**Data for processing:**
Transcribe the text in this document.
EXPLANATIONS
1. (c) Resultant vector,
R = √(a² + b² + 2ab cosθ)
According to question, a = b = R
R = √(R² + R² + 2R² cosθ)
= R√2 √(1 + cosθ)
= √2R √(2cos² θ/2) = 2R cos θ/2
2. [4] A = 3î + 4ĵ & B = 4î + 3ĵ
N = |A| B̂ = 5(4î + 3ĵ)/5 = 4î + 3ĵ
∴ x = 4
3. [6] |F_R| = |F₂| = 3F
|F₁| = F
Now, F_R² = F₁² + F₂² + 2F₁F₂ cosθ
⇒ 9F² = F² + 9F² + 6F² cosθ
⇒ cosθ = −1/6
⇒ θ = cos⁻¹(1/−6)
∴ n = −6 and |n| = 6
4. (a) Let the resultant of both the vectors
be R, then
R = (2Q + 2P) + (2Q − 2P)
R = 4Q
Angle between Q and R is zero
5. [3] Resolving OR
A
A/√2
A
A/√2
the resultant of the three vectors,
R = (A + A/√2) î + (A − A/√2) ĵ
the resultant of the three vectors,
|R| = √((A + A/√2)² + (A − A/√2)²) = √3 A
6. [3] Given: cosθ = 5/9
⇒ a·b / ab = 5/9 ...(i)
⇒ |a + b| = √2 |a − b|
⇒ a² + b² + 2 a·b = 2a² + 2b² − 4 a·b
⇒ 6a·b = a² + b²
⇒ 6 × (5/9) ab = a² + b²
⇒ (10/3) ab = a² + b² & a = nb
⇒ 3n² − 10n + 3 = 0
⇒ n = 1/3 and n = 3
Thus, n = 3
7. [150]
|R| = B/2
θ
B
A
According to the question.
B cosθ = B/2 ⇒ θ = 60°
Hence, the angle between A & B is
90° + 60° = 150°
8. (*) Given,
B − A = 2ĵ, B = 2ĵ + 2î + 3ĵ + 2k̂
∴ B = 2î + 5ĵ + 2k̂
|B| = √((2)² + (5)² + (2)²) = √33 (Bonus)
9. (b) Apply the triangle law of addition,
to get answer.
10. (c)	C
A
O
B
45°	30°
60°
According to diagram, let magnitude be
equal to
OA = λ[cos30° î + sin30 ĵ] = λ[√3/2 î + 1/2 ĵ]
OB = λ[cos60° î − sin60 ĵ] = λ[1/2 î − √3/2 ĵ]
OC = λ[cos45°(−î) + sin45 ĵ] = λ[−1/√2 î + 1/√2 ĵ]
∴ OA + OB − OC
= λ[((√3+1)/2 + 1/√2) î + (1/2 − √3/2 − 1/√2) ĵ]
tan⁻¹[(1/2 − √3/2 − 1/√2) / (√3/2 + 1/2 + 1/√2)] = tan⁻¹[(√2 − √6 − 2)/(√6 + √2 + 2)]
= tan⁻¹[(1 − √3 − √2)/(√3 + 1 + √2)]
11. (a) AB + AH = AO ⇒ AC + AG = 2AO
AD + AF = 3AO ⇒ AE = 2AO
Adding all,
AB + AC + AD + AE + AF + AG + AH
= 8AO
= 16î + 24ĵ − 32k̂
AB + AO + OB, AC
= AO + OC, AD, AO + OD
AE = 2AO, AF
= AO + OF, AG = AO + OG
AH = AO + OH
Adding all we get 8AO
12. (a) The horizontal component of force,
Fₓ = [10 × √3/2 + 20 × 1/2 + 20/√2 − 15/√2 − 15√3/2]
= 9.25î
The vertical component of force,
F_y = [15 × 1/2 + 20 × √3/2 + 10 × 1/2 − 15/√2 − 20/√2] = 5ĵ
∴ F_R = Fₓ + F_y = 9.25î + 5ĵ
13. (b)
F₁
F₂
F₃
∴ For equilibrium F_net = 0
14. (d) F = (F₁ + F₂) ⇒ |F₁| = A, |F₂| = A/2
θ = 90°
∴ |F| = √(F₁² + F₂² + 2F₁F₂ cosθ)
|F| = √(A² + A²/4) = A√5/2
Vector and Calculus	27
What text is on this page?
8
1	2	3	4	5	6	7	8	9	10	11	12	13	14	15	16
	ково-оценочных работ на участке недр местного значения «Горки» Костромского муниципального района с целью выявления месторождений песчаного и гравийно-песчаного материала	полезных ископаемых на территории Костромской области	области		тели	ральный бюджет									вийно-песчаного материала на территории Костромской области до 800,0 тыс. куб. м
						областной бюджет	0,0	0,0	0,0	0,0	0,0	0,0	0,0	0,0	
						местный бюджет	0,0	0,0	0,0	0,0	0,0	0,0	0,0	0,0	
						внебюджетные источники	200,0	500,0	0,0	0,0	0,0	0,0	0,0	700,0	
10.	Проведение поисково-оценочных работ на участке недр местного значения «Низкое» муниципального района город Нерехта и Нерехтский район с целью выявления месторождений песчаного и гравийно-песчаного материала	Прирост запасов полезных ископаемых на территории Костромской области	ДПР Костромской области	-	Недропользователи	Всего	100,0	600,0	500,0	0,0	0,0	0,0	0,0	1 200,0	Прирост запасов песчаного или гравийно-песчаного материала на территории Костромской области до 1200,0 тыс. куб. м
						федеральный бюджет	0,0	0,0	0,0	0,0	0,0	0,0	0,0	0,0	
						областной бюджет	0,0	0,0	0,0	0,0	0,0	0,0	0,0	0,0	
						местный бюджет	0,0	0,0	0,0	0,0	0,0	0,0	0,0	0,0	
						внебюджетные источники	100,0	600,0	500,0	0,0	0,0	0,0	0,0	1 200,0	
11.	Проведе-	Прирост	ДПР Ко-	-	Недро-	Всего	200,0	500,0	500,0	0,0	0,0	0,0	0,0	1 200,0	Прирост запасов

**Aim:** Please output the entries above, every line exactly as it reads.

**Output for this exercise:**
Transcribe the text in this document.
EXPLANATIONS
1. (c) Resultant vector,
R = √(a² + b² + 2ab cosθ)
According to question, a = b = R
R = √(R² + R² + 2R² cosθ)
= R√2 √(1 + cosθ)
= √2R √(2cos² θ/2) = 2R cos θ/2
2. [4] A = 3î + 4ĵ & B = 4î + 3ĵ
N = |A| B̂ = 5(4î + 3ĵ)/5 = 4î + 3ĵ
∴ x = 4
3. [6] |F_R| = |F₂| = 3F
|F₁| = F
Now, F_R² = F₁² + F₂² + 2F₁F₂ cosθ
⇒ 9F² = F² + 9F² + 6F² cosθ
⇒ cosθ = −1/6
⇒ θ = cos⁻¹(1/−6)
∴ n = −6 and |n| = 6
4. (a) Let the resultant of both the vectors
be R, then
R = (2Q + 2P) + (2Q − 2P)
R = 4Q
Angle between Q and R is zero
5. [3] Resolving OR
A
A/√2
A
A/√2
the resultant of the three vectors,
R = (A + A/√2) î + (A − A/√2) ĵ
the resultant of the three vectors,
|R| = √((A + A/√2)² + (A − A/√2)²) = √3 A
6. [3] Given: cosθ = 5/9
⇒ a·b / ab = 5/9 ...(i)
⇒ |a + b| = √2 |a − b|
⇒ a² + b² + 2 a·b = 2a² + 2b² − 4 a·b
⇒ 6a·b = a² + b²
⇒ 6 × (5/9) ab = a² + b²
⇒ (10/3) ab = a² + b² & a = nb
⇒ 3n² − 10n + 3 = 0
⇒ n = 1/3 and n = 3
Thus, n = 3
7. [150]
|R| = B/2
θ
B
A
According to the question.
B cosθ = B/2 ⇒ θ = 60°
Hence, the angle between A & B is
90° + 60° = 150°
8. (*) Given,
B − A = 2ĵ, B = 2ĵ + 2î + 3ĵ + 2k̂
∴ B = 2î + 5ĵ + 2k̂
|B| = √((2)² + (5)² + (2)²) = √33 (Bonus)
9. (b) Apply the triangle law of addition,
to get answer.
10. (c)	C
A
O
B
45°	30°
60°
According to diagram, let magnitude be
equal to
OA = λ[cos30° î + sin30 ĵ] = λ[√3/2 î + 1/2 ĵ]
OB = λ[cos60° î − sin60 ĵ] = λ[1/2 î − √3/2 ĵ]
OC = λ[cos45°(−î) + sin45 ĵ] = λ[−1/√2 î + 1/√2 ĵ]
∴ OA + OB − OC
= λ[((√3+1)/2 + 1/√2) î + (1/2 − √3/2 − 1/√2) ĵ]
tan⁻¹[(1/2 − √3/2 − 1/√2) / (√3/2 + 1/2 + 1/√2)] = tan⁻¹[(√2 − √6 − 2)/(√6 + √2 + 2)]
= tan⁻¹[(1 − √3 − √2)/(√3 + 1 + √2)]
11. (a) AB + AH = AO ⇒ AC + AG = 2AO
AD + AF = 3AO ⇒ AE = 2AO
Adding all,
AB + AC + AD + AE + AF + AG + AH
= 8AO
= 16î + 24ĵ − 32k̂
AB + AO + OB, AC
= AO + OC, AD, AO + OD
AE = 2AO, AF
= AO + OF, AG = AO + OG
AH = AO + OH
Adding all we get 8AO
12. (a) The horizontal component of force,
Fₓ = [10 × √3/2 + 20 × 1/2 + 20/√2 − 15/√2 − 15√3/2]
= 9.25î
The vertical component of force,
F_y = [15 × 1/2 + 20 × √3/2 + 10 × 1/2 − 15/√2 − 20/√2] = 5ĵ
∴ F_R = Fₓ + F_y = 9.25î + 5ĵ
13. (b)
F₁
F₂
F₃
∴ For equilibrium F_net = 0
14. (d) F = (F₁ + F₂) ⇒ |F₁| = A, |F₂| = A/2
θ = 90°
∴ |F| = √(F₁² + F₂² + 2F₁F₂ cosθ)
|F| = √(A² + A²/4) = A√5/2
Vector and Calculus	27
What text is on this page?
8
1	2	3	4	5	6	7	8	9	10	11	12	13	14	15	16
	ково-оценочных работ на участке недр местного значения «Горки» Костромского муниципального района с целью выявления месторождений песчаного и гравийно-песчаного материала	полезных ископаемых на территории Костромской области	области		тели	ральный бюджет									вийно-песчаного материала на территории Костромской области до 800,0 тыс. куб. м
						областной бюджет	0,0	0,0	0,0	0,0	0,0	0,0	0,0	0,0	
						местный бюджет	0,0	0,0	0,0	0,0	0,0	0,0	0,0	0,0	
						внебюджетные источники	200,0	500,0	0,0	0,0	0,0	0,0	0,0	700,0	
10.	Проведение поисково-оценочных работ на участке недр местного значения «Низкое» муниципального района город Нерехта и Нерехтский район с целью выявления месторождений песчаного и гравийно-песчаного материала	Прирост запасов полезных ископаемых на территории Костромской области	ДПР Костромской области	-	Недропользователи	Всего	100,0	600,0	500,0	0,0	0,0	0,0	0,0	1 200,0	Прирост запасов песчаного или гравийно-песчаного материала на территории Костромской области до 1200,0 тыс. куб. м
						федеральный бюджет	0,0	0,0	0,0	0,0	0,0	0,0	0,0	0,0	
						областной бюджет	0,0	0,0	0,0	0,0	0,0	0,0	0,0	0,0	
						местный бюджет	0,0	0,0	0,0	0,0	0,0	0,0	0,0	0,0	
						внебюджетные источники	100,0	600,0	500,0	0,0	0,0	0,0	0,0	1 200,0	
11.	Проведе-	Прирост	ДПР Ко-	-	Недро-	Всего	200,0	500,0	500,0	0,0	0,0	0,0	0,0	1 200,0	Прирост запасов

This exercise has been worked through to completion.